Objective: The data below must be copied in full and without any change.
── Data records ──
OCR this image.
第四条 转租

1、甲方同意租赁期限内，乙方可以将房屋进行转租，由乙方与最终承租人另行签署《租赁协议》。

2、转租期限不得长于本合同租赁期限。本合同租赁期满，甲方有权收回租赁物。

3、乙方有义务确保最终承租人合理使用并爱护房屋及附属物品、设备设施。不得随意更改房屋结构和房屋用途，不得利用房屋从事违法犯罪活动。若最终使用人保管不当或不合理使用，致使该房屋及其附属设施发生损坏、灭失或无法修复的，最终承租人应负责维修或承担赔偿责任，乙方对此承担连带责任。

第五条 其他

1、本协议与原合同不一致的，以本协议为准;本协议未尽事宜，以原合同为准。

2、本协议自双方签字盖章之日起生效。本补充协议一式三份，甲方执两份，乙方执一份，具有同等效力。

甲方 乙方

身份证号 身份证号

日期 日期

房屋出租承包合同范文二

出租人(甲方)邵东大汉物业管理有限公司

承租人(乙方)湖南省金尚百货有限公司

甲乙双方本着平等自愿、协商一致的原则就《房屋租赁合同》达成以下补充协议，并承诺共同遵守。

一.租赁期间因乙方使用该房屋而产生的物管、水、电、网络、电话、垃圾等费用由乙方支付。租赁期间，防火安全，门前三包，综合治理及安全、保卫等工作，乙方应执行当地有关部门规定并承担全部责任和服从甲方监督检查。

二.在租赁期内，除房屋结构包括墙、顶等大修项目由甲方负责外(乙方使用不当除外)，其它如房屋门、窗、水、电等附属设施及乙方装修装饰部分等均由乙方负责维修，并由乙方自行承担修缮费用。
───
Exercise result:
OCR this image.
第四条 转租

1、甲方同意租赁期限内，乙方可以将房屋进行转租，由乙方与最终承租人另行签署《租赁协议》。

2、转租期限不得长于本合同租赁期限。本合同租赁期满，甲方有权收回租赁物。

3、乙方有义务确保最终承租人合理使用并爱护房屋及附属物品、设备设施。不得随意更改房屋结构和房屋用途，不得利用房屋从事违法犯罪活动。若最终使用人保管不当或不合理使用，致使该房屋及其附属设施发生损坏、灭失或无法修复的，最终承租人应负责维修或承担赔偿责任，乙方对此承担连带责任。

第五条 其他

1、本协议与原合同不一致的，以本协议为准;本协议未尽事宜，以原合同为准。

2、本协议自双方签字盖章之日起生效。本补充协议一式三份，甲方执两份，乙方执一份，具有同等效力。

甲方 乙方

身份证号 身份证号

日期 日期

房屋出租承包合同范文二

出租人(甲方)邵东大汉物业管理有限公司

承租人(乙方)湖南省金尚百货有限公司

甲乙双方本着平等自愿、协商一致的原则就《房屋租赁合同》达成以下补充协议，并承诺共同遵守。

一.租赁期间因乙方使用该房屋而产生的物管、水、电、网络、电话、垃圾等费用由乙方支付。租赁期间，防火安全，门前三包，综合治理及安全、保卫等工作，乙方应执行当地有关部门规定并承担全部责任和服从甲方监督检查。

二.在租赁期内，除房屋结构包括墙、顶等大修项目由甲方负责外(乙方使用不当除外)，其它如房屋门、窗、水、电等附属设施及乙方装修装饰部分等均由乙方负责维修，并由乙方自行承担修缮费用。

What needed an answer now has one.